Filter the entries that follow, copying every line in which the word "title" appears.
** begin Provided data **
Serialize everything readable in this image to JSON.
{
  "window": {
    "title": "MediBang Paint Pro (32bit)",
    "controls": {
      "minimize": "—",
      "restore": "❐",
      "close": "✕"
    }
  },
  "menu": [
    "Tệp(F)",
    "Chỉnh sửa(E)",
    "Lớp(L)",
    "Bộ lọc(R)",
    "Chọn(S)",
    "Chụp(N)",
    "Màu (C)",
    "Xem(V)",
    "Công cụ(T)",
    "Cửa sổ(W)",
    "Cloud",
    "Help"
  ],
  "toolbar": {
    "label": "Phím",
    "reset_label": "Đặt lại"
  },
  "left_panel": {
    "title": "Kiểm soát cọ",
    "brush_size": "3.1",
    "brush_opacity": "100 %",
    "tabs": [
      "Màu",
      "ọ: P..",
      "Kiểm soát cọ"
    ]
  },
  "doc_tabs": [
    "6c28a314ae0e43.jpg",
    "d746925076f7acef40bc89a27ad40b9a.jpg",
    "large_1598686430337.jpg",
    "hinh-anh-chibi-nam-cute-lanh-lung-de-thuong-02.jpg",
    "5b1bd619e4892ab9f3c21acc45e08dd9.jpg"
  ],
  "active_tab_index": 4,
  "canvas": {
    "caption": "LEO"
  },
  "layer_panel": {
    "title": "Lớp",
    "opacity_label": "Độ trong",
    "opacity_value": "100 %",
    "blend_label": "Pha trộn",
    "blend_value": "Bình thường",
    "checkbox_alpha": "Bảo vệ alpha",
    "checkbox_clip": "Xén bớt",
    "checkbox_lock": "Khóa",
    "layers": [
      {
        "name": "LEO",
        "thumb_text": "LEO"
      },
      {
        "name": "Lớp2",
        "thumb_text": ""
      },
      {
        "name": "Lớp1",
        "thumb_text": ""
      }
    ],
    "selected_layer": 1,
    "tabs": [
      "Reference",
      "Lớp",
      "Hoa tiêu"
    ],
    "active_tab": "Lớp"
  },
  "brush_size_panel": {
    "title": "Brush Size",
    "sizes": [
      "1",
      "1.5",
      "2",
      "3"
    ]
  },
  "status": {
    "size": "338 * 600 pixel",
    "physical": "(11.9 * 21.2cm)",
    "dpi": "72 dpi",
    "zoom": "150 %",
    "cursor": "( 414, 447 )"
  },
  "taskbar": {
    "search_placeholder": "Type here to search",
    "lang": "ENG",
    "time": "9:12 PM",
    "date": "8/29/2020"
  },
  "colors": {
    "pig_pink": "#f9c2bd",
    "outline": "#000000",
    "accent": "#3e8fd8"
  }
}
** end Provided data **
### Answer
    "title": "MediBang Paint Pro (32bit)",
    "title": "Kiểm soát cọ",
    "title": "Lớp",
    "title": "Brush Size",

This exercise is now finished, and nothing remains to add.